課題と演習 →
**1)** 広野町についての文書をもとに、次の問いに答えてください。
(a) 広野町の南はどこに接していますか。
(b) 広野町全体の死者(直接死)・行方不明者は何名ですか。
(c) 震災直後(2011年)に訪問しましたか。
**2)** 広野町についての文書にある「沿岸部はほとんどが断崖で、北迫川と浅見川にはさまれた低地には農地と集落がある。」を英語に訳すとどうなりますか。
**3)** 広野町についての文書によると、視察はいつ行われましたか。その時期をすべて挙げてください。

文書抜粋 →

▼

東日本大震災被災地を訪ねて

福島県 広野町

【概要】

震災翌年(2012年5月初め)、震災2年後(2013年5月初め)、震災3年後(2014年5月初め)に視察した。

 広野町は、北端は広野火力発電所であり、隣の楢葉のJヴィレッジに接しており、2012年5月はJヴィレッジから先が立ち入り禁止であった。南はいわき市に接している。沿岸部はほとんどが断崖で、北迫川と浅見川にはさまれた低地には農地と集落がある。津波は、断崖での遡上高は30m近く、低地の浸水高は海抜10mであるが、広野町全体の死者(直接死)・行方不明者は2名である。なお、北迫川の北側高台には、原発事故での避難は入院患者にとっては過酷であるとの判断で、避難を行わなかった広野病院がある。

 

【視察報告】

震災直後(2011年)は訪問していない。

▲

表示データ →
▼

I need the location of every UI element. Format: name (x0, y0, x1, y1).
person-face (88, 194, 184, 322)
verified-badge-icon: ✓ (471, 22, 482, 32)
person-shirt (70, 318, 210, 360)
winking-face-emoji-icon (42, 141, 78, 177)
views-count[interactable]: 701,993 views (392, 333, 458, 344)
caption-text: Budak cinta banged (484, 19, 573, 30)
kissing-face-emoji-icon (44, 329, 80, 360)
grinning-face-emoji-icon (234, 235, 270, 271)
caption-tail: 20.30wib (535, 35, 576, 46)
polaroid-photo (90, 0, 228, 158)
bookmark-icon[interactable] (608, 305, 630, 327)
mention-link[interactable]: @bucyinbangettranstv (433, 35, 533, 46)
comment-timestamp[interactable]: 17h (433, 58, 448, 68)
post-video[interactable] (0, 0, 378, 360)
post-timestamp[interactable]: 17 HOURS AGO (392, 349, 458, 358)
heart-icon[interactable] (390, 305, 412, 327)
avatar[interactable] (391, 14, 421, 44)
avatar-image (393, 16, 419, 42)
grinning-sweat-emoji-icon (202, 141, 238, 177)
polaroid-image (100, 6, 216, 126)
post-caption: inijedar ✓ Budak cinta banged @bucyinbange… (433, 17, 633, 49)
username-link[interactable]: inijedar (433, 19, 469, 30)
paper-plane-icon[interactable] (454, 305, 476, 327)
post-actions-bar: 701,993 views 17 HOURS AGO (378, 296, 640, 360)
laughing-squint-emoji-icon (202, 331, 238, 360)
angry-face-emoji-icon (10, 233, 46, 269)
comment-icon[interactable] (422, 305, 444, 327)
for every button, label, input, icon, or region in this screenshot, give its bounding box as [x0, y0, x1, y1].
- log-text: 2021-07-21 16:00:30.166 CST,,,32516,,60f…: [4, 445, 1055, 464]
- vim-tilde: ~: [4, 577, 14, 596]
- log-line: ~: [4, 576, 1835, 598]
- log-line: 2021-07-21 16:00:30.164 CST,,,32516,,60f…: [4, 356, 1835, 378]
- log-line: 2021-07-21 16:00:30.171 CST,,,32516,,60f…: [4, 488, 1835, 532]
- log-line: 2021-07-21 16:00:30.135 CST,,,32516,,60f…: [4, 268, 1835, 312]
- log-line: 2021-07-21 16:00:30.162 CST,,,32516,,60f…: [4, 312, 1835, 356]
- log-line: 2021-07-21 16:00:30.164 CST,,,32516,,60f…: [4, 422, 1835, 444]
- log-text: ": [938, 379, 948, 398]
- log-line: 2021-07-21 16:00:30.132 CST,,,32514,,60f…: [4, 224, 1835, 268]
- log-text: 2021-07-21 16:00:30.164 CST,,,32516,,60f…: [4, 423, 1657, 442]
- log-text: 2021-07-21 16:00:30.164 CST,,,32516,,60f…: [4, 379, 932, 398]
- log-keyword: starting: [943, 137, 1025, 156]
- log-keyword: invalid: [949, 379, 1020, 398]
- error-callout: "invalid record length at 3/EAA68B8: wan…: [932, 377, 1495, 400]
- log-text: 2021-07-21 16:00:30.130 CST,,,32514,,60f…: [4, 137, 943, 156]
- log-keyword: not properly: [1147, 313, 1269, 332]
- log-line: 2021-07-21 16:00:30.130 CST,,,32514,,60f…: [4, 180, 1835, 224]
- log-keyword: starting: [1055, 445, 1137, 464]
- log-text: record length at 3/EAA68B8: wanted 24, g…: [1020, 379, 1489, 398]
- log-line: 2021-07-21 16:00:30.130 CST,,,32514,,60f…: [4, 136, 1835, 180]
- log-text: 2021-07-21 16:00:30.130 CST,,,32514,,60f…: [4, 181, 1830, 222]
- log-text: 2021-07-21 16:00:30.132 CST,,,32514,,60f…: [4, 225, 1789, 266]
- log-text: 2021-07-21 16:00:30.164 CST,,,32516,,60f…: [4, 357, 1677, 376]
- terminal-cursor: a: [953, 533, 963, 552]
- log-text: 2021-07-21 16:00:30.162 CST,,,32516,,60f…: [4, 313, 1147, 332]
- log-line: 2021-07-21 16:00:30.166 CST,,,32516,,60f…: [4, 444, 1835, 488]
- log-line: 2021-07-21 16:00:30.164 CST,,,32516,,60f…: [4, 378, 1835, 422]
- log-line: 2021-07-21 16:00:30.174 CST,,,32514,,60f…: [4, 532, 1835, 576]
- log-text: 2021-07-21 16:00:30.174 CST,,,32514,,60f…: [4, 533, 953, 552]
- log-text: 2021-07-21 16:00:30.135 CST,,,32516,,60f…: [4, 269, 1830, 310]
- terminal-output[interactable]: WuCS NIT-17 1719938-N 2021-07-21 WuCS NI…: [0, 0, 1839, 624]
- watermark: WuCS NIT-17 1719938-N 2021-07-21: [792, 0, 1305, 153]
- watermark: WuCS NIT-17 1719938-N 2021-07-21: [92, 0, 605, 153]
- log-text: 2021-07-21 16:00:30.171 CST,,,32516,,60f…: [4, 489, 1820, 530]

▲

解答 →
**1)**
(a) いわき市
(b) 2名
(c) 訪問していない

**2)** Most of the coastline consists of cliffs, and the lowland between the Kitasako River and the Asami River contains farmland and settlements.

**3)**
・2012年5月初め(震災翌年)
・2013年5月初め(震災2年後)
・2014年5月初め(震災3年後)